_REQUIREMENT_:
Reproduce the lines below, substituting "max. POWER" for every occurrence of "max. BOOST" and leaving everything else unchanged.

Some lines:
%%

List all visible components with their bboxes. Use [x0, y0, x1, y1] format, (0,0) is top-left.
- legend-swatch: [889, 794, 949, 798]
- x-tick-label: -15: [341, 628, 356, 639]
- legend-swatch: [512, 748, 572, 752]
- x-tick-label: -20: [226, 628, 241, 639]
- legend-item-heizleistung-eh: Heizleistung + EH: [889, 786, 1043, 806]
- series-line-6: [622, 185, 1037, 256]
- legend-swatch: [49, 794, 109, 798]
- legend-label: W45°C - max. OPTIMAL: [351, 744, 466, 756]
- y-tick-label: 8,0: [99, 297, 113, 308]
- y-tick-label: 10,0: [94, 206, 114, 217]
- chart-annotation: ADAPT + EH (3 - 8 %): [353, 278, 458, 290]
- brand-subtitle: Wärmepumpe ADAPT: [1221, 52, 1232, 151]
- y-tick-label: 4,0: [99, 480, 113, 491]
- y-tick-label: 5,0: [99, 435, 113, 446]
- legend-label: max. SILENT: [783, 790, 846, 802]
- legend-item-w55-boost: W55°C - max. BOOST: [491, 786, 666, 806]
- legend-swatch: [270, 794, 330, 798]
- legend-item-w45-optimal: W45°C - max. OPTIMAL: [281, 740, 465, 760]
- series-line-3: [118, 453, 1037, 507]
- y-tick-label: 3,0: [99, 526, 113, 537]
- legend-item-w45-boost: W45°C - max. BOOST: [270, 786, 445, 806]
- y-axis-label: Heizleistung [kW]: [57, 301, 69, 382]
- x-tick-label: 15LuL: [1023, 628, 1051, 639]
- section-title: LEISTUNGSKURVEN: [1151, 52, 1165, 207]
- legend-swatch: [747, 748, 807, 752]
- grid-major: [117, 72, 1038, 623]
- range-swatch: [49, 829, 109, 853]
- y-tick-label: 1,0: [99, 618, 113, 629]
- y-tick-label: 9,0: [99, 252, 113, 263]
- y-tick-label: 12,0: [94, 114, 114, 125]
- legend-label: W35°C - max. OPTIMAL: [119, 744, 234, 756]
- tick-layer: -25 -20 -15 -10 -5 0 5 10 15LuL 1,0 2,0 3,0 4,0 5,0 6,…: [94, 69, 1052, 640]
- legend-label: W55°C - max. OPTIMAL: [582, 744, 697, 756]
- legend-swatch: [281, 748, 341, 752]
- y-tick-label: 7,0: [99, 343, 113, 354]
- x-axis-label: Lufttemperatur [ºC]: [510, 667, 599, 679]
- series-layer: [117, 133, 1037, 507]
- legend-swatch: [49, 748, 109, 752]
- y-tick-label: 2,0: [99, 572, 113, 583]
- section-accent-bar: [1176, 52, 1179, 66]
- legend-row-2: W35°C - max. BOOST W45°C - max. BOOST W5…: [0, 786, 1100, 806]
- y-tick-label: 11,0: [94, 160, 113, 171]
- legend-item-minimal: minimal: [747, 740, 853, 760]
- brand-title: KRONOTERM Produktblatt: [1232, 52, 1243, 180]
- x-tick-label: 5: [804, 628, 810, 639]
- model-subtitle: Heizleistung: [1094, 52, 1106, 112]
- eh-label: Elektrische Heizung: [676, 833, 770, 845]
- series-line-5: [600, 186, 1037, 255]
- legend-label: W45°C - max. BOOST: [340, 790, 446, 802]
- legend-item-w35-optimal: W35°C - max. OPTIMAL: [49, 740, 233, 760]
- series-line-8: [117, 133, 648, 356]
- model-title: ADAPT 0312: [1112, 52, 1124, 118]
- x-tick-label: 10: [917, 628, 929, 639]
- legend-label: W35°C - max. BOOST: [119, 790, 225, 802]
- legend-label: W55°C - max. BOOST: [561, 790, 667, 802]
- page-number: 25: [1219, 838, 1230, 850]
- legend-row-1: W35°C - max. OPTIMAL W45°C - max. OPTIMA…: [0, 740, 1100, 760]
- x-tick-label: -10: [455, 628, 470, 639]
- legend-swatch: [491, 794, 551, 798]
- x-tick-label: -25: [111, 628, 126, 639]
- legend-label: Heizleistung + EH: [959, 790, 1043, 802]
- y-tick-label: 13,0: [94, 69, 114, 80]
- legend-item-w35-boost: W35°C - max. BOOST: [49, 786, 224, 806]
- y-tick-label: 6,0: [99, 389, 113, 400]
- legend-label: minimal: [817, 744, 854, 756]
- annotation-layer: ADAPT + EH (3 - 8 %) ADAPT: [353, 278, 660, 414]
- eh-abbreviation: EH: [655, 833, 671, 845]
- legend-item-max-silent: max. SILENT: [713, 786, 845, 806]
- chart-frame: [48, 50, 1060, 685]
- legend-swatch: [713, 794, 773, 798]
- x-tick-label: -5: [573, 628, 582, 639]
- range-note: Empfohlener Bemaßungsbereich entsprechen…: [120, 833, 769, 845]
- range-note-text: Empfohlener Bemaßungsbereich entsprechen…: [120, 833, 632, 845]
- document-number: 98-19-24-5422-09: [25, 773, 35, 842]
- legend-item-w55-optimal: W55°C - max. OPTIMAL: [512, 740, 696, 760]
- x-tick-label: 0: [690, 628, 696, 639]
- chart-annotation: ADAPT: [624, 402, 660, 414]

%%

_THE REPLY_:
List all visible components with their bboxes. Use [x0, y0, x1, y1] format, (0,0) is top-left.
- legend-swatch: [889, 794, 949, 798]
- x-tick-label: -15: [341, 628, 356, 639]
- legend-swatch: [512, 748, 572, 752]
- x-tick-label: -20: [226, 628, 241, 639]
- legend-item-heizleistung-eh: Heizleistung + EH: [889, 786, 1043, 806]
- series-line-6: [622, 185, 1037, 256]
- legend-swatch: [49, 794, 109, 798]
- legend-label: W45°C - max. OPTIMAL: [351, 744, 466, 756]
- y-tick-label: 8,0: [99, 297, 113, 308]
- y-tick-label: 10,0: [94, 206, 114, 217]
- chart-annotation: ADAPT + EH (3 - 8 %): [353, 278, 458, 290]
- brand-subtitle: Wärmepumpe ADAPT: [1221, 52, 1232, 151]
- y-tick-label: 4,0: [99, 480, 113, 491]
- y-tick-label: 5,0: [99, 435, 113, 446]
- legend-label: max. SILENT: [783, 790, 846, 802]
- legend-item-w55-boost: W55°C - max. POWER: [491, 786, 666, 806]
- legend-swatch: [270, 794, 330, 798]
- legend-item-w45-optimal: W45°C - max. OPTIMAL: [281, 740, 465, 760]
- series-line-3: [118, 453, 1037, 507]
- y-tick-label: 3,0: [99, 526, 113, 537]
- legend-item-w45-boost: W45°C - max. POWER: [270, 786, 445, 806]
- y-axis-label: Heizleistung [kW]: [57, 301, 69, 382]
- x-tick-label: 15LuL: [1023, 628, 1051, 639]
- section-title: LEISTUNGSKURVEN: [1151, 52, 1165, 207]
- legend-swatch: [747, 748, 807, 752]
- grid-major: [117, 72, 1038, 623]
- range-swatch: [49, 829, 109, 853]
- y-tick-label: 1,0: [99, 618, 113, 629]
- y-tick-label: 9,0: [99, 252, 113, 263]
- y-tick-label: 12,0: [94, 114, 114, 125]
- legend-label: W35°C - max. OPTIMAL: [119, 744, 234, 756]
- tick-layer: -25 -20 -15 -10 -5 0 5 10 15LuL 1,0 2,0 3,0 4,0 5,0 6,…: [94, 69, 1052, 640]
- legend-label: W55°C - max. OPTIMAL: [582, 744, 697, 756]
- legend-swatch: [281, 748, 341, 752]
- y-tick-label: 7,0: [99, 343, 113, 354]
- x-axis-label: Lufttemperatur [ºC]: [510, 667, 599, 679]
- series-layer: [117, 133, 1037, 507]
- legend-swatch: [49, 748, 109, 752]
- y-tick-label: 2,0: [99, 572, 113, 583]
- section-accent-bar: [1176, 52, 1179, 66]
- legend-row-2: W35°C - max. POWER W45°C - max. POWER W5…: [0, 786, 1100, 806]
- y-tick-label: 11,0: [94, 160, 113, 171]
- legend-item-minimal: minimal: [747, 740, 853, 760]
- brand-title: KRONOTERM Produktblatt: [1232, 52, 1243, 180]
- x-tick-label: 5: [804, 628, 810, 639]
- model-subtitle: Heizleistung: [1094, 52, 1106, 112]
- eh-label: Elektrische Heizung: [676, 833, 770, 845]
- series-line-5: [600, 186, 1037, 255]
- legend-label: W45°C - max. POWER: [340, 790, 446, 802]
- legend-item-w35-optimal: W35°C - max. OPTIMAL: [49, 740, 233, 760]
- series-line-8: [117, 133, 648, 356]
- model-title: ADAPT 0312: [1112, 52, 1124, 118]
- x-tick-label: 10: [917, 628, 929, 639]
- legend-label: W35°C - max. POWER: [119, 790, 225, 802]
- legend-label: W55°C - max. POWER: [561, 790, 667, 802]
- page-number: 25: [1219, 838, 1230, 850]
- legend-row-1: W35°C - max. OPTIMAL W45°C - max. OPTIMA…: [0, 740, 1100, 760]
- x-tick-label: -10: [455, 628, 470, 639]
- legend-swatch: [491, 794, 551, 798]
- x-tick-label: -25: [111, 628, 126, 639]
- legend-label: Heizleistung + EH: [959, 790, 1043, 802]
- y-tick-label: 13,0: [94, 69, 114, 80]
- legend-item-w35-boost: W35°C - max. POWER: [49, 786, 224, 806]
- y-tick-label: 6,0: [99, 389, 113, 400]
- legend-label: minimal: [817, 744, 854, 756]
- annotation-layer: ADAPT + EH (3 - 8 %) ADAPT: [353, 278, 660, 414]
- eh-abbreviation: EH: [655, 833, 671, 845]
- legend-item-max-silent: max. SILENT: [713, 786, 845, 806]
- chart-frame: [48, 50, 1060, 685]
- legend-swatch: [713, 794, 773, 798]
- x-tick-label: -5: [573, 628, 582, 639]
- range-note: Empfohlener Bemaßungsbereich entsprechen…: [120, 833, 769, 845]
- range-note-text: Empfohlener Bemaßungsbereich entsprechen…: [120, 833, 632, 845]
- document-number: 98-19-24-5422-09: [25, 773, 35, 842]
- legend-item-w55-optimal: W55°C - max. OPTIMAL: [512, 740, 696, 760]
- x-tick-label: 0: [690, 628, 696, 639]
- chart-annotation: ADAPT: [624, 402, 660, 414]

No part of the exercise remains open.